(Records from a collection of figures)
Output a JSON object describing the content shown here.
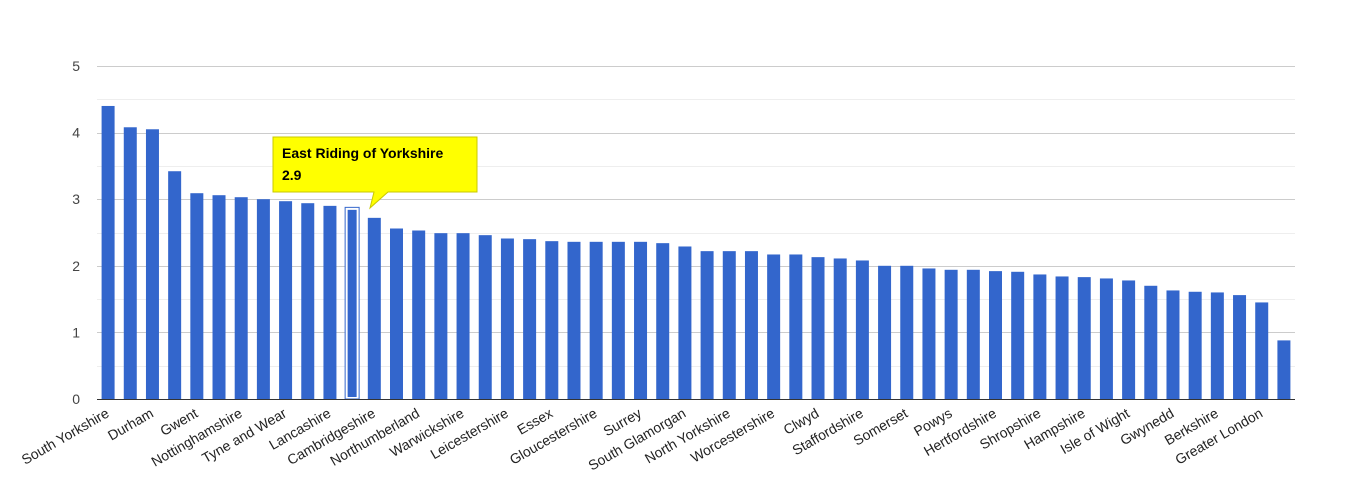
{
  "chart_data": {
    "type": "bar",
    "categories": [
      "South Yorkshire",
      "",
      "Durham",
      "",
      "Gwent",
      "",
      "Nottinghamshire",
      "",
      "Tyne and Wear",
      "",
      "Lancashire",
      "",
      "Cambridgeshire",
      "",
      "Northumberland",
      "",
      "Warwickshire",
      "",
      "Leicestershire",
      "",
      "Essex",
      "",
      "Gloucestershire",
      "",
      "Surrey",
      "",
      "South Glamorgan",
      "",
      "North Yorkshire",
      "",
      "Worcestershire",
      "",
      "Clwyd",
      "",
      "Staffordshire",
      "",
      "Somerset",
      "",
      "Powys",
      "",
      "Hertfordshire",
      "",
      "Shropshire",
      "",
      "Hampshire",
      "",
      "Isle of Wight",
      "",
      "Gwynedd",
      "",
      "Berkshire",
      "",
      "Greater London",
      ""
    ],
    "values": [
      4.4,
      4.08,
      4.05,
      3.42,
      3.09,
      3.06,
      3.03,
      3.0,
      2.97,
      2.94,
      2.9,
      2.87,
      2.72,
      2.56,
      2.53,
      2.49,
      2.49,
      2.46,
      2.41,
      2.4,
      2.37,
      2.36,
      2.36,
      2.36,
      2.36,
      2.34,
      2.29,
      2.22,
      2.22,
      2.22,
      2.17,
      2.17,
      2.13,
      2.11,
      2.08,
      2.0,
      2.0,
      1.96,
      1.94,
      1.94,
      1.92,
      1.91,
      1.87,
      1.84,
      1.83,
      1.81,
      1.78,
      1.7,
      1.63,
      1.61,
      1.6,
      1.56,
      1.45,
      0.88
    ],
    "ylim": [
      0,
      5
    ],
    "yticks": [
      0,
      1,
      2,
      3,
      4,
      5
    ],
    "grid": true,
    "highlight_index": 11,
    "bar_color": "#3366cc",
    "tooltip": {
      "title": "East Riding of Yorkshire",
      "value": "2.9",
      "background": "#ffff00"
    }
  }
}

= Do this =
Copy each line of the listing in which the word "Yorkshire" can be found.

= Solution below =
      "South Yorkshire",
      "North Yorkshire",
      "title": "East Riding of Yorkshire",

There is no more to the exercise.